#### What is asked
Give a verbatim copy of the lines below, minus the pictures.

#### Structured figure records
>> START
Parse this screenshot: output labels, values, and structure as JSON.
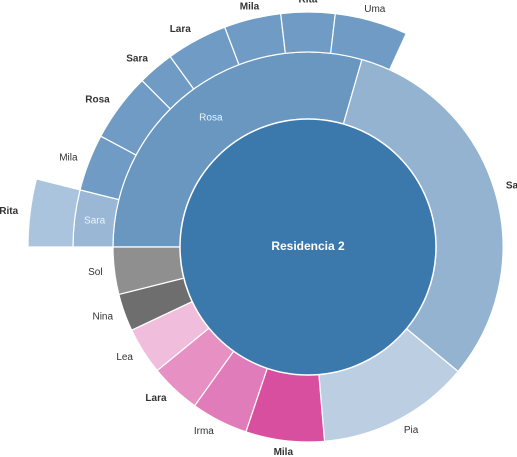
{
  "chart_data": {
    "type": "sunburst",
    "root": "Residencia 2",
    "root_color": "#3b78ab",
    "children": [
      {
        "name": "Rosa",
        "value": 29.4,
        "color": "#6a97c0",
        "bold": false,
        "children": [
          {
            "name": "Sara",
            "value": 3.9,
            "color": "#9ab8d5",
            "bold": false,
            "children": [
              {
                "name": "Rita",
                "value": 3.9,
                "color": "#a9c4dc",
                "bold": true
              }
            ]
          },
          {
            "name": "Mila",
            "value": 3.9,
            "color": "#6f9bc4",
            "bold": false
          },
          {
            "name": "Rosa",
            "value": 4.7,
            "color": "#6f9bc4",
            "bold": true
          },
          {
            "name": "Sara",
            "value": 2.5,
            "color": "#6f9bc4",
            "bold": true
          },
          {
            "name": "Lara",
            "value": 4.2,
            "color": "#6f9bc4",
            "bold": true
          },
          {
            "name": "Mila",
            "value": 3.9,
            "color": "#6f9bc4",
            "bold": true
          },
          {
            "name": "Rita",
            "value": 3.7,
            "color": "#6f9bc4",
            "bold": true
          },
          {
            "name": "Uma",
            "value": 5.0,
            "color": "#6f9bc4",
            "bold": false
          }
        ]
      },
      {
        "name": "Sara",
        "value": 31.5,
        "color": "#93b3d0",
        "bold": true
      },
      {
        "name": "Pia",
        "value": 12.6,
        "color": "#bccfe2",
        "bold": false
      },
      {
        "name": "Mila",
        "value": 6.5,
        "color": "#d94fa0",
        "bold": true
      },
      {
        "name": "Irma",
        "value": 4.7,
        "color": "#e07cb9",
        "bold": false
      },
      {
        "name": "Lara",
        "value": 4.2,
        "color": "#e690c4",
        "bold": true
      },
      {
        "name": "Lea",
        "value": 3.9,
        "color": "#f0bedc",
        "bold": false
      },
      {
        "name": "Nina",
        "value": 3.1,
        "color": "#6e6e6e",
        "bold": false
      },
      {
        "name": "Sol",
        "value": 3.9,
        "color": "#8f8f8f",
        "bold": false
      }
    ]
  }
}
>> END
#### Solution for this task
Parse this screenshot: output labels, values, and structure as JSON.
{
  "chart_data": {
    "type": "sunburst",
    "root": "Residencia 2",
    "root_color": "#3b78ab",
    "children": [
      {
        "name": "Rosa",
        "value": 29.4,
        "color": "#6a97c0",
        "bold": false,
        "children": [
          {
            "name": "Sara",
            "value": 3.9,
            "color": "#9ab8d5",
            "bold": false,
            "children": [
              {
                "name": "Rita",
                "value": 3.9,
                "color": "#a9c4dc",
                "bold": true
              }
            ]
          },
          {
            "name": "Mila",
            "value": 3.9,
            "color": "#6f9bc4",
            "bold": false
          },
          {
            "name": "Rosa",
            "value": 4.7,
            "color": "#6f9bc4",
            "bold": true
          },
          {
            "name": "Sara",
            "value": 2.5,
            "color": "#6f9bc4",
            "bold": true
          },
          {
            "name": "Lara",
            "value": 4.2,
            "color": "#6f9bc4",
            "bold": true
          },
          {
            "name": "Mila",
            "value": 3.9,
            "color": "#6f9bc4",
            "bold": true
          },
          {
            "name": "Rita",
            "value": 3.7,
            "color": "#6f9bc4",
            "bold": true
          },
          {
            "name": "Uma",
            "value": 5.0,
            "color": "#6f9bc4",
            "bold": false
          }
        ]
      },
      {
        "name": "Sara",
        "value": 31.5,
        "color": "#93b3d0",
        "bold": true
      },
      {
        "name": "Pia",
        "value": 12.6,
        "color": "#bccfe2",
        "bold": false
      },
      {
        "name": "Mila",
        "value": 6.5,
        "color": "#d94fa0",
        "bold": true
      },
      {
        "name": "Irma",
        "value": 4.7,
        "color": "#e07cb9",
        "bold": false
      },
      {
        "name": "Lara",
        "value": 4.2,
        "color": "#e690c4",
        "bold": true
      },
      {
        "name": "Lea",
        "value": 3.9,
        "color": "#f0bedc",
        "bold": false
      },
      {
        "name": "Nina",
        "value": 3.1,
        "color": "#6e6e6e",
        "bold": false
      },
      {
        "name": "Sol",
        "value": 3.9,
        "color": "#8f8f8f",
        "bold": false
      }
    ]
  }
}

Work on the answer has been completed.